Written exercise: Report only the number of lines in this material that include the string "Based".

Records that describe figures:
★ ★ ★
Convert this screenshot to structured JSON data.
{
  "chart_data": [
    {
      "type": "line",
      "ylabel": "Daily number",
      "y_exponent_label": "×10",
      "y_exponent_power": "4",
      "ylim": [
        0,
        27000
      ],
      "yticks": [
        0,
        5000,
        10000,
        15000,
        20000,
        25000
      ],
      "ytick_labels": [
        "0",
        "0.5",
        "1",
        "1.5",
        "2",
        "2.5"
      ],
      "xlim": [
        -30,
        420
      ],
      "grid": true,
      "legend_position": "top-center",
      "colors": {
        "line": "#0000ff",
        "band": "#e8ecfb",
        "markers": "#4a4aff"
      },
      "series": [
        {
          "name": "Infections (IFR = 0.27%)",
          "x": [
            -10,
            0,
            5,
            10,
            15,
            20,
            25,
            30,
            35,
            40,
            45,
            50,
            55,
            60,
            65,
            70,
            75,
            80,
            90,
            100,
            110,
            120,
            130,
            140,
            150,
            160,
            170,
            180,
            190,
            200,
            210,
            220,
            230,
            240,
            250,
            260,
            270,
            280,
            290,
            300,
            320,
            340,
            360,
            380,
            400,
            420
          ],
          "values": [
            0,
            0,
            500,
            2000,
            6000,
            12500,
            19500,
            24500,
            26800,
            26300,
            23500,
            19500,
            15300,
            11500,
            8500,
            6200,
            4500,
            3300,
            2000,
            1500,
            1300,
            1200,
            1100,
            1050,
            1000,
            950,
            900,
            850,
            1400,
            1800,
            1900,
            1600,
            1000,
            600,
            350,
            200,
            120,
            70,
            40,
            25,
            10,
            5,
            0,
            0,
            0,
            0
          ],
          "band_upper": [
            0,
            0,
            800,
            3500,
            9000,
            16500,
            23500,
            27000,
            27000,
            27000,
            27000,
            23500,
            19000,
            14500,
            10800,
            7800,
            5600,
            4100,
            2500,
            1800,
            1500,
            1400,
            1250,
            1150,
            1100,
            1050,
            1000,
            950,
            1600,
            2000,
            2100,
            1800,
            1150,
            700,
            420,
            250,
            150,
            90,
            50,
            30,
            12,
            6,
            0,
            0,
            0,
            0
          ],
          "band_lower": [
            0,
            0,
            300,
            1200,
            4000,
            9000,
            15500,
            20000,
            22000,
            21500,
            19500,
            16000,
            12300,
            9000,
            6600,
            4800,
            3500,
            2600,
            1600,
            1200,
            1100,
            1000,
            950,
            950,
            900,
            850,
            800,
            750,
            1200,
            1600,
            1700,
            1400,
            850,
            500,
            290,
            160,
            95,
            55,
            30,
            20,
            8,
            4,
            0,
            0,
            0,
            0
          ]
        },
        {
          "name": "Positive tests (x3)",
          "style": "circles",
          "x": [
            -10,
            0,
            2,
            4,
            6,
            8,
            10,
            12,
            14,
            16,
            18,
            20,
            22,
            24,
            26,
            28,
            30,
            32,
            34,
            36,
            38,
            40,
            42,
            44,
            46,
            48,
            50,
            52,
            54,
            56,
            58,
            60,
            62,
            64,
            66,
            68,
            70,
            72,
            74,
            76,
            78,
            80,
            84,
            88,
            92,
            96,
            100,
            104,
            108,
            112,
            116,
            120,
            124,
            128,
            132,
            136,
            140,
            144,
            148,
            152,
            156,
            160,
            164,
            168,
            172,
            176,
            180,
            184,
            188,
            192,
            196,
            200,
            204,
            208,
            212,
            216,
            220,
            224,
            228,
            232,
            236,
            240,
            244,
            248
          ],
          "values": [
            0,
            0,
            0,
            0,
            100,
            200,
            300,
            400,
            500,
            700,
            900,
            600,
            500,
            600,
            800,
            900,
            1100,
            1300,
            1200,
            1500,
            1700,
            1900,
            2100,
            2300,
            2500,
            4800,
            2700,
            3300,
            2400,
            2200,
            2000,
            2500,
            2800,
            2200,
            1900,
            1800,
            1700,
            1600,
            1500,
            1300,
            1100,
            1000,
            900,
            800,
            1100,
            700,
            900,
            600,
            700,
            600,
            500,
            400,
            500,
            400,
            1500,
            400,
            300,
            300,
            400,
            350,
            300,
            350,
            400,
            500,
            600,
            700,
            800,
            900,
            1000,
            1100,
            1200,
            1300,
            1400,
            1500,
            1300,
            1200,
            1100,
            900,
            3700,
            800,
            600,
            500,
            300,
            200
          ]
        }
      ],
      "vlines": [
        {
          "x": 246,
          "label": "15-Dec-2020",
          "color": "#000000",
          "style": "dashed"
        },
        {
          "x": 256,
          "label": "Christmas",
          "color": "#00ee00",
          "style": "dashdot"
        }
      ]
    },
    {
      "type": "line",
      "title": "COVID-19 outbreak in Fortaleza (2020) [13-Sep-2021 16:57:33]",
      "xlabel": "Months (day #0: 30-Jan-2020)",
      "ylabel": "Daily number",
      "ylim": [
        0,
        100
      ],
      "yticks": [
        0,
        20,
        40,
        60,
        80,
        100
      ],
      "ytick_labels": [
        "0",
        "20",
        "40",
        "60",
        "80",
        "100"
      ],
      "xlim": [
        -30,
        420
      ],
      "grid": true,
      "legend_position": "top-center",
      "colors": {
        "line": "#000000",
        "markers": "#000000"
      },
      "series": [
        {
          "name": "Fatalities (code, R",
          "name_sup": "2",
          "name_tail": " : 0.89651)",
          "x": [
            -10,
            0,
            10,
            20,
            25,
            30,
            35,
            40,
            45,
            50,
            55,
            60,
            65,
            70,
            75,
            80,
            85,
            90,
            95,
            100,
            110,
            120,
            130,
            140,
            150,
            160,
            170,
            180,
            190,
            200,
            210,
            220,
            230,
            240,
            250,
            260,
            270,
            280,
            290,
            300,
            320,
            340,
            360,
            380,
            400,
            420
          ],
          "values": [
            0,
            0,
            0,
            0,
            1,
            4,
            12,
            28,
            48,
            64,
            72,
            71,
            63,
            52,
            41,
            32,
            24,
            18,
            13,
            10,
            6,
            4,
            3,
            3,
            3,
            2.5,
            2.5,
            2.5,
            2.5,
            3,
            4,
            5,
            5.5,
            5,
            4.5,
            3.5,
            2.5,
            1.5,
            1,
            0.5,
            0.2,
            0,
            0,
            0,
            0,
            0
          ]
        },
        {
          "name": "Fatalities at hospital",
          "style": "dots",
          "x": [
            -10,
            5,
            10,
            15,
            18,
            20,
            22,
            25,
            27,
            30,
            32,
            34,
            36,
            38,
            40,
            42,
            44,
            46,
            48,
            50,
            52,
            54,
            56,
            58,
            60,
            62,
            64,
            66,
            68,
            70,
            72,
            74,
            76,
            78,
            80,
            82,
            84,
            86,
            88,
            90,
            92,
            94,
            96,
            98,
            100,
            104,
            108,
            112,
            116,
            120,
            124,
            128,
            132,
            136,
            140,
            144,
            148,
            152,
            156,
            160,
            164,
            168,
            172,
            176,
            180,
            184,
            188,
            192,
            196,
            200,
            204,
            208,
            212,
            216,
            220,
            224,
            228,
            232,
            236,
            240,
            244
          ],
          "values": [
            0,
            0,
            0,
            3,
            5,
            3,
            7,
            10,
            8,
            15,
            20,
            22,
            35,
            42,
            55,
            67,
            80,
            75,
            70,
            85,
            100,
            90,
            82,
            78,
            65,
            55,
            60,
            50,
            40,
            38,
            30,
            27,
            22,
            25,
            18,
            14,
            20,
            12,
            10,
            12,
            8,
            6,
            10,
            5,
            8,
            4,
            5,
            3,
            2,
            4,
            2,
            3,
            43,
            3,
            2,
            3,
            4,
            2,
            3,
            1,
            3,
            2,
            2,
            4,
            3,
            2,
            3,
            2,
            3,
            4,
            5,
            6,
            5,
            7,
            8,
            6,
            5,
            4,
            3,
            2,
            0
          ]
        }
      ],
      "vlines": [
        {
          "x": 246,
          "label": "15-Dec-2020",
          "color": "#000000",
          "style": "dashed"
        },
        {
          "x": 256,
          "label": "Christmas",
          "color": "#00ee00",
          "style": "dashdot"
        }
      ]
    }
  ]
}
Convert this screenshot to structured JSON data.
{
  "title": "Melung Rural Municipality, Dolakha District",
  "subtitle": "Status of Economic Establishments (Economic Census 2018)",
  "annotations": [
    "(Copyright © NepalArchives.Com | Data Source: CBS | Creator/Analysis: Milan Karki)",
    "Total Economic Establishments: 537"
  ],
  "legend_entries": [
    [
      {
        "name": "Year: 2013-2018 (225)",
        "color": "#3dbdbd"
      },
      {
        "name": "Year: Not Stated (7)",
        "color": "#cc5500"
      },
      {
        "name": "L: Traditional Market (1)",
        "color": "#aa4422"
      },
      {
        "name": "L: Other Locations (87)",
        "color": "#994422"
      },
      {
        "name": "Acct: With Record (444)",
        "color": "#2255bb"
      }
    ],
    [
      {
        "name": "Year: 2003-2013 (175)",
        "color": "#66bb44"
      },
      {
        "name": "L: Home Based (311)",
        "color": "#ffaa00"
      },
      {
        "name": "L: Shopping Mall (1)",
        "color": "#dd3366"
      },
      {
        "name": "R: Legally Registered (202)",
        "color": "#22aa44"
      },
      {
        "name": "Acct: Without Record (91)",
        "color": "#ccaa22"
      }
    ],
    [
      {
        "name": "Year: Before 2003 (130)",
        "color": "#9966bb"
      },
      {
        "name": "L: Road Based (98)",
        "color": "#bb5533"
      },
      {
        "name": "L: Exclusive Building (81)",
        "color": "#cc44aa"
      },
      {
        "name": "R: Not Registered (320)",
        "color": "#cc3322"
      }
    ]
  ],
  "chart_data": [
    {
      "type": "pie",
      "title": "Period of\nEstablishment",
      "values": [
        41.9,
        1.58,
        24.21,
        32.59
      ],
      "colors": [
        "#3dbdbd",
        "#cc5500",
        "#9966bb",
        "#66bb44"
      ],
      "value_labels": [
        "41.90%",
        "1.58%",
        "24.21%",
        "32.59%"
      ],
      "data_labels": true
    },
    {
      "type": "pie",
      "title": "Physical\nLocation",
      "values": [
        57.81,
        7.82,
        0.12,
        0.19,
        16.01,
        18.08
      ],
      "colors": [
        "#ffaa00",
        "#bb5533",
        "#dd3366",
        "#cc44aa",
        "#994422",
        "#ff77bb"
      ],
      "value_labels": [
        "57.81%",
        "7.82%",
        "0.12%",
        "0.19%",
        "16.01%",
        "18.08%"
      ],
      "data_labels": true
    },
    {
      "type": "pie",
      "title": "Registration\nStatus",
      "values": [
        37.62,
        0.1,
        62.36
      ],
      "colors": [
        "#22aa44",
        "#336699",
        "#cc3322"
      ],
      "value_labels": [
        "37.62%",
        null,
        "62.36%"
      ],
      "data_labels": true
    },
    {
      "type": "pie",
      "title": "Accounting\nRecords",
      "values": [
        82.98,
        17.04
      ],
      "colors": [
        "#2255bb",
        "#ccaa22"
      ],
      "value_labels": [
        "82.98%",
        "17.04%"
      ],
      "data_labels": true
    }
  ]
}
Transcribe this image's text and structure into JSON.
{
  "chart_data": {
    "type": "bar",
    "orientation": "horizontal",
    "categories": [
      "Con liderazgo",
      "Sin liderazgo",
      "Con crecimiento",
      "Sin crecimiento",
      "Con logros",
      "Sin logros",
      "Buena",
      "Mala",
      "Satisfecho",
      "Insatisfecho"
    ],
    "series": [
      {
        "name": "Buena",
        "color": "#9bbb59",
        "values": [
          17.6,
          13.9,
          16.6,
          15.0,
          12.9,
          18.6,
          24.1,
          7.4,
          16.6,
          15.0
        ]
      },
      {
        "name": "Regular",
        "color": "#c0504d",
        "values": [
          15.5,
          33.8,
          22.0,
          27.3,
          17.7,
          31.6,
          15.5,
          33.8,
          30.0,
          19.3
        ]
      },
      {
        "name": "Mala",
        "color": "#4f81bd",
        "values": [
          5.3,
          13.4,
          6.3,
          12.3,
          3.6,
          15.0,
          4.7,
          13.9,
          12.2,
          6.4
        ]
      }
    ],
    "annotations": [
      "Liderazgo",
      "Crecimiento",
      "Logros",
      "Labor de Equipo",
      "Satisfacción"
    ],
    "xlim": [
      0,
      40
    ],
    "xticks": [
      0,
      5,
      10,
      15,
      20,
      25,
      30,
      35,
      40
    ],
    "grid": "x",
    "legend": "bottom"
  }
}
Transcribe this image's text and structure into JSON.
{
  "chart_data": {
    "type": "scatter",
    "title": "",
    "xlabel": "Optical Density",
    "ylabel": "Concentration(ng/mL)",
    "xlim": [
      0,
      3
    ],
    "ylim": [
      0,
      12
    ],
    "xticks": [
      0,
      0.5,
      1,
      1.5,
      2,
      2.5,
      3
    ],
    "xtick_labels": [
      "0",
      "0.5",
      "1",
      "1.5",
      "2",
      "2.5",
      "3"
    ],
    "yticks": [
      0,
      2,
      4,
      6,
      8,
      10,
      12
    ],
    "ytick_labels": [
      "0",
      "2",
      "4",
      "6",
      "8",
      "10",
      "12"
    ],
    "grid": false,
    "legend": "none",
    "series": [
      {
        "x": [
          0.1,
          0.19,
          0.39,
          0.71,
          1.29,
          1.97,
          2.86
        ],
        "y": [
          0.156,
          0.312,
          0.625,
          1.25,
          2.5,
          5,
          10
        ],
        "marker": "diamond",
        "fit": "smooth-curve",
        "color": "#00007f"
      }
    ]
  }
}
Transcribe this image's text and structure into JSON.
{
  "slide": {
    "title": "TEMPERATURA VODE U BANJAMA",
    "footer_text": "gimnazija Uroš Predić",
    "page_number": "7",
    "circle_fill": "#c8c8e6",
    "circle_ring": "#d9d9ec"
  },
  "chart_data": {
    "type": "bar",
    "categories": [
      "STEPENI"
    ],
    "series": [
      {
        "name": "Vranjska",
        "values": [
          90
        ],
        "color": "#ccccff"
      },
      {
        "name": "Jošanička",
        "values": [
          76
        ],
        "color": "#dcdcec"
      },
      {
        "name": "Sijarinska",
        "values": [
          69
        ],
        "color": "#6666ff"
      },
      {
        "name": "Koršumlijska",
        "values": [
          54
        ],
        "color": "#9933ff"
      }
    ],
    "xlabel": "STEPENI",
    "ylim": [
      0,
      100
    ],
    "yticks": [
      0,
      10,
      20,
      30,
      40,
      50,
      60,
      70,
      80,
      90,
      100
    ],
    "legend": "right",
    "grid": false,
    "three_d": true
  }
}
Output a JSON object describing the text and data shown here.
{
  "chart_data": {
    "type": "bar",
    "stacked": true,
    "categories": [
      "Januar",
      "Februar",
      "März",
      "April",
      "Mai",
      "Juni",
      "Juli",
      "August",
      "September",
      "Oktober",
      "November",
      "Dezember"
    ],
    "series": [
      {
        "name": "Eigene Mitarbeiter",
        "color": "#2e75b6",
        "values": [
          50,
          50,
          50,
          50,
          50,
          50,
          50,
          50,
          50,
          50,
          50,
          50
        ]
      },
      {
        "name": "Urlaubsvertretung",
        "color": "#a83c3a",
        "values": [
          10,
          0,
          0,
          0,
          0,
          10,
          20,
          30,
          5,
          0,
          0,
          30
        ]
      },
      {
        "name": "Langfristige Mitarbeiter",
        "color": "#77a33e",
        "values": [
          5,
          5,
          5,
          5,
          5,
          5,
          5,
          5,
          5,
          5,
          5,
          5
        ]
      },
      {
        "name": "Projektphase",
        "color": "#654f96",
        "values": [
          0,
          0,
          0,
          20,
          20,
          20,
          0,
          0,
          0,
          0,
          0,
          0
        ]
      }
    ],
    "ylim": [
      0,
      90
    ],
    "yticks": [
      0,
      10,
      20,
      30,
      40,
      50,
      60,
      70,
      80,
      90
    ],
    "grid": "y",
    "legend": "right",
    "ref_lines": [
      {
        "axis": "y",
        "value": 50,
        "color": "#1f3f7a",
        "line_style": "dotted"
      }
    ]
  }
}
★ ★ ★
Task response: 2